Exercise inputs:
------------------------------

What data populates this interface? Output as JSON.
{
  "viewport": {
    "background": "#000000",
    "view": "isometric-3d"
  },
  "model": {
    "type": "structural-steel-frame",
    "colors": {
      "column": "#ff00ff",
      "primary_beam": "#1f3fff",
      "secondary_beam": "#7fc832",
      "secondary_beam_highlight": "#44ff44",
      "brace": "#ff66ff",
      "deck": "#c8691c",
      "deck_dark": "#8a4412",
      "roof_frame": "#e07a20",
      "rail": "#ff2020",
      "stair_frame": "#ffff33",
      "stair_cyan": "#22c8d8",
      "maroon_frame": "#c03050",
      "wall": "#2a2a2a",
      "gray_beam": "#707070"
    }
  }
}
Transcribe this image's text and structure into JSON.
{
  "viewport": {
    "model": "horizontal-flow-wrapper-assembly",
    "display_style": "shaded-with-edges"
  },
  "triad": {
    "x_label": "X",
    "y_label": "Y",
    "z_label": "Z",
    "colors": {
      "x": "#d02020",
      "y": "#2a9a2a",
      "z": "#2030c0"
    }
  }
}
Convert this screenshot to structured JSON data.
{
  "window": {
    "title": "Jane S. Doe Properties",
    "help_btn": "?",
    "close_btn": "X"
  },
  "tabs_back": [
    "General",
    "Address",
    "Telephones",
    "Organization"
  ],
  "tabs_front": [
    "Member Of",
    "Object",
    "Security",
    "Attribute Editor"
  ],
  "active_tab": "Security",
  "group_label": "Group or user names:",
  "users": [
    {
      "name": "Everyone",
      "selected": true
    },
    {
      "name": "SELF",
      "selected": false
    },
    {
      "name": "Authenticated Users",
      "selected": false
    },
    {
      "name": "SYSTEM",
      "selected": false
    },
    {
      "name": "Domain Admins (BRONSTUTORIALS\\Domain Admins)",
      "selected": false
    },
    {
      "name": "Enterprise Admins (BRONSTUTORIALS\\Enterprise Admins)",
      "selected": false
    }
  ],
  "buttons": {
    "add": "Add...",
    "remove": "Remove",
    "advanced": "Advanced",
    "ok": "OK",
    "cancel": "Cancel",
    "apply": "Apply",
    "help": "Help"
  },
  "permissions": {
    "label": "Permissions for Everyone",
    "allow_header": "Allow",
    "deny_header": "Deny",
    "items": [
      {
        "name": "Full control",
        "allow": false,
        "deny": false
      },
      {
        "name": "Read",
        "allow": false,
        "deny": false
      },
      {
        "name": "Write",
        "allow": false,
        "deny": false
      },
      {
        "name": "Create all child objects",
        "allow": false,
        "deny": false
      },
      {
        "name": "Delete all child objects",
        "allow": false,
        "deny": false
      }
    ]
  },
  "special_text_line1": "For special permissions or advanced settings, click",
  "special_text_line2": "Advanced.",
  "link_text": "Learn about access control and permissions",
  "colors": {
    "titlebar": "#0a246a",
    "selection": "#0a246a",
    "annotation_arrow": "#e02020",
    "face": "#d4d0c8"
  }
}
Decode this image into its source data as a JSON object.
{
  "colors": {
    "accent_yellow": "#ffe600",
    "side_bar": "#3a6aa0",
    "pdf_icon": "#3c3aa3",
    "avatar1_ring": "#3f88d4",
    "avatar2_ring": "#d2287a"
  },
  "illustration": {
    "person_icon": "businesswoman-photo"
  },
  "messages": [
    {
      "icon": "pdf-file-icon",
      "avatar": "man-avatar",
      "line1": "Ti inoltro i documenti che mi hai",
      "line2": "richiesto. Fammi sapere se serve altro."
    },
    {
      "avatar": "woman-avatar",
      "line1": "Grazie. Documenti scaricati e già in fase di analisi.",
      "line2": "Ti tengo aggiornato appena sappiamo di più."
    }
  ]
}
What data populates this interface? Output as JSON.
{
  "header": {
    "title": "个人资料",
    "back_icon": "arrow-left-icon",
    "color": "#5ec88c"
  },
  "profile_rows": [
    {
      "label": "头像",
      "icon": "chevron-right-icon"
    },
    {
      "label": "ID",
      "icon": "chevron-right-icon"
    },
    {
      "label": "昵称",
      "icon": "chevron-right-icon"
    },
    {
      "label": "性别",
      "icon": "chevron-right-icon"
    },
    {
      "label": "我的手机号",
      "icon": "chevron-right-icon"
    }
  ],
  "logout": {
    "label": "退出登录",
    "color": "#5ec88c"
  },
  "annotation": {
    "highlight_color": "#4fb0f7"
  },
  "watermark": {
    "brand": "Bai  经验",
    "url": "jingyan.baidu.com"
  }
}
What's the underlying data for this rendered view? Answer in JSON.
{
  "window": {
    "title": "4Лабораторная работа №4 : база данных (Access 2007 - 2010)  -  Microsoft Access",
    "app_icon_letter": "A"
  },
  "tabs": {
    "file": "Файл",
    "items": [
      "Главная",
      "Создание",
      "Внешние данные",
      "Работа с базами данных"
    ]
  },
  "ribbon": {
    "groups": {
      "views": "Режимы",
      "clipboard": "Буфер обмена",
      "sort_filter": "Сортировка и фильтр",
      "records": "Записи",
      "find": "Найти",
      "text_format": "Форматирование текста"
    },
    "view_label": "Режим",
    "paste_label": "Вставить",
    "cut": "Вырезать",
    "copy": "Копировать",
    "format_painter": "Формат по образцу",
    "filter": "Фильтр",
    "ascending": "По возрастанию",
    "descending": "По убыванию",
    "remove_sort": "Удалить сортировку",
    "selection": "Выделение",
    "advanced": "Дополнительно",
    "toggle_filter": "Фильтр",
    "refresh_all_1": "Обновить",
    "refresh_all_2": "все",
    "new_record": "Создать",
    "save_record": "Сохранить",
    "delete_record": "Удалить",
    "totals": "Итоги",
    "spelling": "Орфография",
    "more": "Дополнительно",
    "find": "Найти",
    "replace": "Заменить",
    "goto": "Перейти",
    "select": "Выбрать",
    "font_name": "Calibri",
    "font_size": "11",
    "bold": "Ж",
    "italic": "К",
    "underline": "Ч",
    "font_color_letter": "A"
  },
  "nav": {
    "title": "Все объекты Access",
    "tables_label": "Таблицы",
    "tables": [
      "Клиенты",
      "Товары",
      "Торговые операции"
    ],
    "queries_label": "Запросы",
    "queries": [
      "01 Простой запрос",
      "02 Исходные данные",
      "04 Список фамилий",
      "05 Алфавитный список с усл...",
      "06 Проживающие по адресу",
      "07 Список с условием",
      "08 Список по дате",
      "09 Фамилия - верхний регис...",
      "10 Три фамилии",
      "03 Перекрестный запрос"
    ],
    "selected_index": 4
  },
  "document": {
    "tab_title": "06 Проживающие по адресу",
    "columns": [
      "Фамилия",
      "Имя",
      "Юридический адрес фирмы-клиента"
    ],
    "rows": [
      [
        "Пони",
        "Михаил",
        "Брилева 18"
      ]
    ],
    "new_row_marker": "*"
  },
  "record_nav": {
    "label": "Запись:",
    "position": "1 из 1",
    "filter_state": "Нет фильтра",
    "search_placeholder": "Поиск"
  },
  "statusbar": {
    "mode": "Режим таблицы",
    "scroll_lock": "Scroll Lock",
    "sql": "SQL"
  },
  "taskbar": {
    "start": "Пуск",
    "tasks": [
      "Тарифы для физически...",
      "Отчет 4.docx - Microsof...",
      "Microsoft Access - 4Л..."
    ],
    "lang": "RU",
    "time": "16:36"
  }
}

------------------------------

Required task: Scan the material above. Return every line containing the string "Microsoft".

Solution to this exercise:
    "title": "4Лабораторная работа №4 : база данных (Access 2007 - 2010)  -  Microsoft Access",
      "Microsoft Access - 4Л..."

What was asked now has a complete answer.